(TASK TO COMPLETE) Check every line of the data below for the string "teacher", and copy the ones that hold it.

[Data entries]
* START *
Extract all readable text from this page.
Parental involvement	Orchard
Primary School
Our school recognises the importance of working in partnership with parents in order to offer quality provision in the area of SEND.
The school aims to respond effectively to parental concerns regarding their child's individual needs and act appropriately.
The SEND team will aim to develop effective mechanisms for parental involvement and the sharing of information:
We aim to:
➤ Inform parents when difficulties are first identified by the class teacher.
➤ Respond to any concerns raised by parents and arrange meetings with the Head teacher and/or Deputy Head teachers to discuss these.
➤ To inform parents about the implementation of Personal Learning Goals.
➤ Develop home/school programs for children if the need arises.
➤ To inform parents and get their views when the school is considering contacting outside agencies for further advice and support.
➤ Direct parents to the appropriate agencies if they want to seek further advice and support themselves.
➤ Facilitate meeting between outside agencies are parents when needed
* END *
(ANSWER TO THIS TASK)
➤ Inform parents when difficulties are first identified by the class teacher.
➤ Respond to any concerns raised by parents and arrange meetings with the Head teacher and/or Deputy Head teachers to discuss these.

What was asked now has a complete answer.